Extracted records:
· · · ·
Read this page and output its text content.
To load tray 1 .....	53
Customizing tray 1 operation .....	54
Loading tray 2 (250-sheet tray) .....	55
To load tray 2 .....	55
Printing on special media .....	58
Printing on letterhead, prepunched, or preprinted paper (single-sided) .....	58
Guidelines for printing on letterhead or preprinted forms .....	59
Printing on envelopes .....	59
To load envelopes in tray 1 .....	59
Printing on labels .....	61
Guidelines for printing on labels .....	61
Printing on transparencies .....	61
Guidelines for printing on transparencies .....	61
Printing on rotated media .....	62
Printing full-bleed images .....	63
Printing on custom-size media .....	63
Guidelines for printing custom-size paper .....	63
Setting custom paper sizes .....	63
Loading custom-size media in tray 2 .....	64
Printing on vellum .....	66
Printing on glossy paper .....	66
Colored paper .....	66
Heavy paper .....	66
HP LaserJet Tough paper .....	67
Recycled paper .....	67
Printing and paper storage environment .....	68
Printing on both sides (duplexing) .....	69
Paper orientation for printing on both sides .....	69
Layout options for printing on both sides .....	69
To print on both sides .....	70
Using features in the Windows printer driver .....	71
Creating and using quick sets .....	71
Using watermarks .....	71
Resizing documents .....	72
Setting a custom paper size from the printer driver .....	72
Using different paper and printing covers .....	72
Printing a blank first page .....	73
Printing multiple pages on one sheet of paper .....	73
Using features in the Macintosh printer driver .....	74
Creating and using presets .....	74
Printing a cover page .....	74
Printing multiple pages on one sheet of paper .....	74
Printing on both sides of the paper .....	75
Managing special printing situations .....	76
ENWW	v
· · · ·
## Aim
Print the material once more, exactly.

## Solution to the problem
Read this page and output its text content.
To load tray 1 .....	53
Customizing tray 1 operation .....	54
Loading tray 2 (250-sheet tray) .....	55
To load tray 2 .....	55
Printing on special media .....	58
Printing on letterhead, prepunched, or preprinted paper (single-sided) .....	58
Guidelines for printing on letterhead or preprinted forms .....	59
Printing on envelopes .....	59
To load envelopes in tray 1 .....	59
Printing on labels .....	61
Guidelines for printing on labels .....	61
Printing on transparencies .....	61
Guidelines for printing on transparencies .....	61
Printing on rotated media .....	62
Printing full-bleed images .....	63
Printing on custom-size media .....	63
Guidelines for printing custom-size paper .....	63
Setting custom paper sizes .....	63
Loading custom-size media in tray 2 .....	64
Printing on vellum .....	66
Printing on glossy paper .....	66
Colored paper .....	66
Heavy paper .....	66
HP LaserJet Tough paper .....	67
Recycled paper .....	67
Printing and paper storage environment .....	68
Printing on both sides (duplexing) .....	69
Paper orientation for printing on both sides .....	69
Layout options for printing on both sides .....	69
To print on both sides .....	70
Using features in the Windows printer driver .....	71
Creating and using quick sets .....	71
Using watermarks .....	71
Resizing documents .....	72
Setting a custom paper size from the printer driver .....	72
Using different paper and printing covers .....	72
Printing a blank first page .....	73
Printing multiple pages on one sheet of paper .....	73
Using features in the Macintosh printer driver .....	74
Creating and using presets .....	74
Printing a cover page .....	74
Printing multiple pages on one sheet of paper .....	74
Printing on both sides of the paper .....	75
Managing special printing situations .....	76
ENWW	v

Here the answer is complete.